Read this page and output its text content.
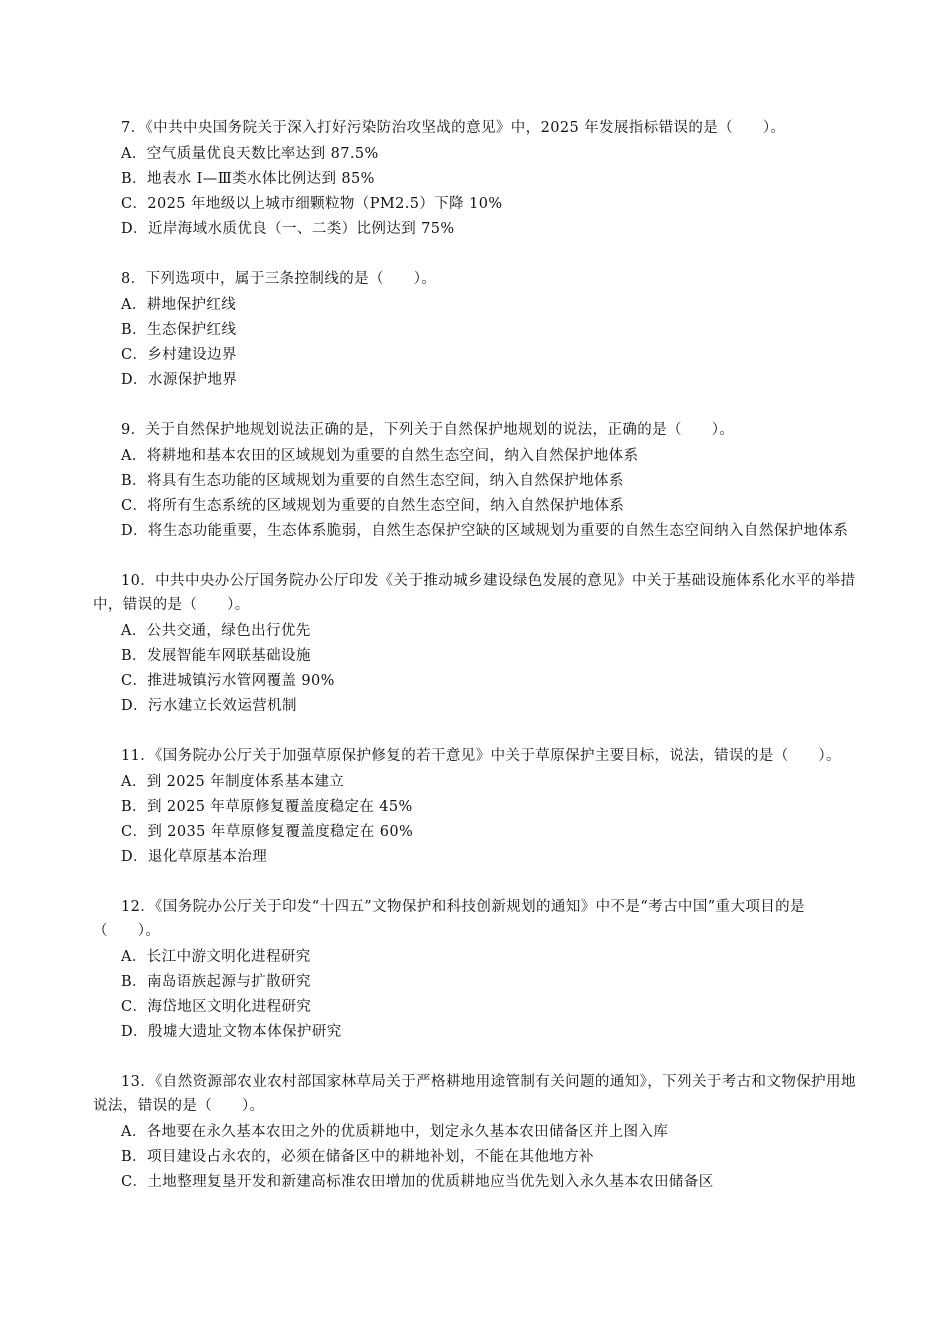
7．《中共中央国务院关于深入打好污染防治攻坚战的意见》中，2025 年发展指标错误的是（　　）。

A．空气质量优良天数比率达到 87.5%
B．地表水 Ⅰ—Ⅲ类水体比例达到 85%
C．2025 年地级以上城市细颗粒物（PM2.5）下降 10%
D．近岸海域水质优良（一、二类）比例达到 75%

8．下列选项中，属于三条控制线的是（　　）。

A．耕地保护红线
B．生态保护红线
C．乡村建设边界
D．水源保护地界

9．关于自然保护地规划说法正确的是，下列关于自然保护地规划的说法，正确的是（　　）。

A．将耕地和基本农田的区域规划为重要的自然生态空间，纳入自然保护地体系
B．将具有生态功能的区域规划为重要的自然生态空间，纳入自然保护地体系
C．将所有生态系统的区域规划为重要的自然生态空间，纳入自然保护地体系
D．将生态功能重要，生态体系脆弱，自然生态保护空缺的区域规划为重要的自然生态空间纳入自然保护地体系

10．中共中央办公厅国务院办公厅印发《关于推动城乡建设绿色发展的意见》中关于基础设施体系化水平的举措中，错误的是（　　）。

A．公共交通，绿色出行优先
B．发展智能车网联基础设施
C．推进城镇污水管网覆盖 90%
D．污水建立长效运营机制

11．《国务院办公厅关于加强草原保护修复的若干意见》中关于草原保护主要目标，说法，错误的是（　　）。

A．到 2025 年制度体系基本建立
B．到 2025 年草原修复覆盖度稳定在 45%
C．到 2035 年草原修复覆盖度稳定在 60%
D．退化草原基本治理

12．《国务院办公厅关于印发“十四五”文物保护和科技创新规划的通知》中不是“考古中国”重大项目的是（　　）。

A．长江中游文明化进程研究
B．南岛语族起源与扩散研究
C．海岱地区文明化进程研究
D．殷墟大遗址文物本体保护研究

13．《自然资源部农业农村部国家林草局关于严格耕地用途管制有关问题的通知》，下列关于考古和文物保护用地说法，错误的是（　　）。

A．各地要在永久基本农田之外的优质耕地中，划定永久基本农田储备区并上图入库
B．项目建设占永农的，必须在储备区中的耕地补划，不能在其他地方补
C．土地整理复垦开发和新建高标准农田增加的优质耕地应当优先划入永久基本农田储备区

################

# What needs to be done:
Go through the listing above and quote it exactly, apart from its images.

# Finished answer:
Read this page and output its text content.
7．《中共中央国务院关于深入打好污染防治攻坚战的意见》中，2025 年发展指标错误的是（　　）。

A．空气质量优良天数比率达到 87.5%
B．地表水 Ⅰ—Ⅲ类水体比例达到 85%
C．2025 年地级以上城市细颗粒物（PM2.5）下降 10%
D．近岸海域水质优良（一、二类）比例达到 75%

8．下列选项中，属于三条控制线的是（　　）。

A．耕地保护红线
B．生态保护红线
C．乡村建设边界
D．水源保护地界

9．关于自然保护地规划说法正确的是，下列关于自然保护地规划的说法，正确的是（　　）。

A．将耕地和基本农田的区域规划为重要的自然生态空间，纳入自然保护地体系
B．将具有生态功能的区域规划为重要的自然生态空间，纳入自然保护地体系
C．将所有生态系统的区域规划为重要的自然生态空间，纳入自然保护地体系
D．将生态功能重要，生态体系脆弱，自然生态保护空缺的区域规划为重要的自然生态空间纳入自然保护地体系

10．中共中央办公厅国务院办公厅印发《关于推动城乡建设绿色发展的意见》中关于基础设施体系化水平的举措中，错误的是（　　）。

A．公共交通，绿色出行优先
B．发展智能车网联基础设施
C．推进城镇污水管网覆盖 90%
D．污水建立长效运营机制

11．《国务院办公厅关于加强草原保护修复的若干意见》中关于草原保护主要目标，说法，错误的是（　　）。

A．到 2025 年制度体系基本建立
B．到 2025 年草原修复覆盖度稳定在 45%
C．到 2035 年草原修复覆盖度稳定在 60%
D．退化草原基本治理

12．《国务院办公厅关于印发“十四五”文物保护和科技创新规划的通知》中不是“考古中国”重大项目的是（　　）。

A．长江中游文明化进程研究
B．南岛语族起源与扩散研究
C．海岱地区文明化进程研究
D．殷墟大遗址文物本体保护研究

13．《自然资源部农业农村部国家林草局关于严格耕地用途管制有关问题的通知》，下列关于考古和文物保护用地说法，错误的是（　　）。

A．各地要在永久基本农田之外的优质耕地中，划定永久基本农田储备区并上图入库
B．项目建设占永农的，必须在储备区中的耕地补划，不能在其他地方补
C．土地整理复垦开发和新建高标准农田增加的优质耕地应当优先划入永久基本农田储备区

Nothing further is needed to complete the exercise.